YOUR INSTRUCTIONS: Repeat the entire listing exactly as written.

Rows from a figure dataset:
+ + + +
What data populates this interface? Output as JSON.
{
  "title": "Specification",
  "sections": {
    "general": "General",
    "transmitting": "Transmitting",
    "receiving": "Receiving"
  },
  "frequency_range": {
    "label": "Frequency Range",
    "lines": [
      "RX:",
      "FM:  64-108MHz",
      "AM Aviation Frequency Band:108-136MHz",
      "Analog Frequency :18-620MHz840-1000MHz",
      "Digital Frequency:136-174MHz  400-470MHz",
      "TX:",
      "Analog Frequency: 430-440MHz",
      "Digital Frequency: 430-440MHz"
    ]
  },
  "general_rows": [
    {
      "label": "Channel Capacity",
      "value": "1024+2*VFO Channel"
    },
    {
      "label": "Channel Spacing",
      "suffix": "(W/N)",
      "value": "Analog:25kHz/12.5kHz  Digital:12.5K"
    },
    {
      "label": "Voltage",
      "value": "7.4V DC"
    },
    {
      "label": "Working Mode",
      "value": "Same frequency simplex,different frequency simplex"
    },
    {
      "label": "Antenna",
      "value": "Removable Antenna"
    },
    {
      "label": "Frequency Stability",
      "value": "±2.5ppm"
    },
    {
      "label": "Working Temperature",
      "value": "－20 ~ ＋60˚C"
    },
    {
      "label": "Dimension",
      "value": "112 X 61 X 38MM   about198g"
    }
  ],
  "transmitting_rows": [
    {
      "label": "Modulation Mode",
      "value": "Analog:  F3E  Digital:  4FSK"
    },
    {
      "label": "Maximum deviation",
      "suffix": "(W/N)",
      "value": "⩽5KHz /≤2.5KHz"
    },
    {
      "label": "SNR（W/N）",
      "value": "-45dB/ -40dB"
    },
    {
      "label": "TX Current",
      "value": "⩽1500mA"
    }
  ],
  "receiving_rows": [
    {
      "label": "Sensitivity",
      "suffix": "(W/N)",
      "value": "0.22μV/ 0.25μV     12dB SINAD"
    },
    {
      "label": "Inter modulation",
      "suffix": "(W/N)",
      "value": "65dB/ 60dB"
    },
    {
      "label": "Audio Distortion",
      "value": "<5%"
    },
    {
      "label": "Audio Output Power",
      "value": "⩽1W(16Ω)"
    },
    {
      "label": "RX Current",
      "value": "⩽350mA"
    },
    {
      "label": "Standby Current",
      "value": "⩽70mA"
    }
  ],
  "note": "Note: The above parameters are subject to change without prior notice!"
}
+ + + +
CORRECT OUTPUT:
What data populates this interface? Output as JSON.
{
  "title": "Specification",
  "sections": {
    "general": "General",
    "transmitting": "Transmitting",
    "receiving": "Receiving"
  },
  "frequency_range": {
    "label": "Frequency Range",
    "lines": [
      "RX:",
      "FM:  64-108MHz",
      "AM Aviation Frequency Band:108-136MHz",
      "Analog Frequency :18-620MHz840-1000MHz",
      "Digital Frequency:136-174MHz  400-470MHz",
      "TX:",
      "Analog Frequency: 430-440MHz",
      "Digital Frequency: 430-440MHz"
    ]
  },
  "general_rows": [
    {
      "label": "Channel Capacity",
      "value": "1024+2*VFO Channel"
    },
    {
      "label": "Channel Spacing",
      "suffix": "(W/N)",
      "value": "Analog:25kHz/12.5kHz  Digital:12.5K"
    },
    {
      "label": "Voltage",
      "value": "7.4V DC"
    },
    {
      "label": "Working Mode",
      "value": "Same frequency simplex,different frequency simplex"
    },
    {
      "label": "Antenna",
      "value": "Removable Antenna"
    },
    {
      "label": "Frequency Stability",
      "value": "±2.5ppm"
    },
    {
      "label": "Working Temperature",
      "value": "－20 ~ ＋60˚C"
    },
    {
      "label": "Dimension",
      "value": "112 X 61 X 38MM   about198g"
    }
  ],
  "transmitting_rows": [
    {
      "label": "Modulation Mode",
      "value": "Analog:  F3E  Digital:  4FSK"
    },
    {
      "label": "Maximum deviation",
      "suffix": "(W/N)",
      "value": "⩽5KHz /≤2.5KHz"
    },
    {
      "label": "SNR（W/N）",
      "value": "-45dB/ -40dB"
    },
    {
      "label": "TX Current",
      "value": "⩽1500mA"
    }
  ],
  "receiving_rows": [
    {
      "label": "Sensitivity",
      "suffix": "(W/N)",
      "value": "0.22μV/ 0.25μV     12dB SINAD"
    },
    {
      "label": "Inter modulation",
      "suffix": "(W/N)",
      "value": "65dB/ 60dB"
    },
    {
      "label": "Audio Distortion",
      "value": "<5%"
    },
    {
      "label": "Audio Output Power",
      "value": "⩽1W(16Ω)"
    },
    {
      "label": "RX Current",
      "value": "⩽350mA"
    },
    {
      "label": "Standby Current",
      "value": "⩽70mA"
    }
  ],
  "note": "Note: The above parameters are subject to change without prior notice!"
}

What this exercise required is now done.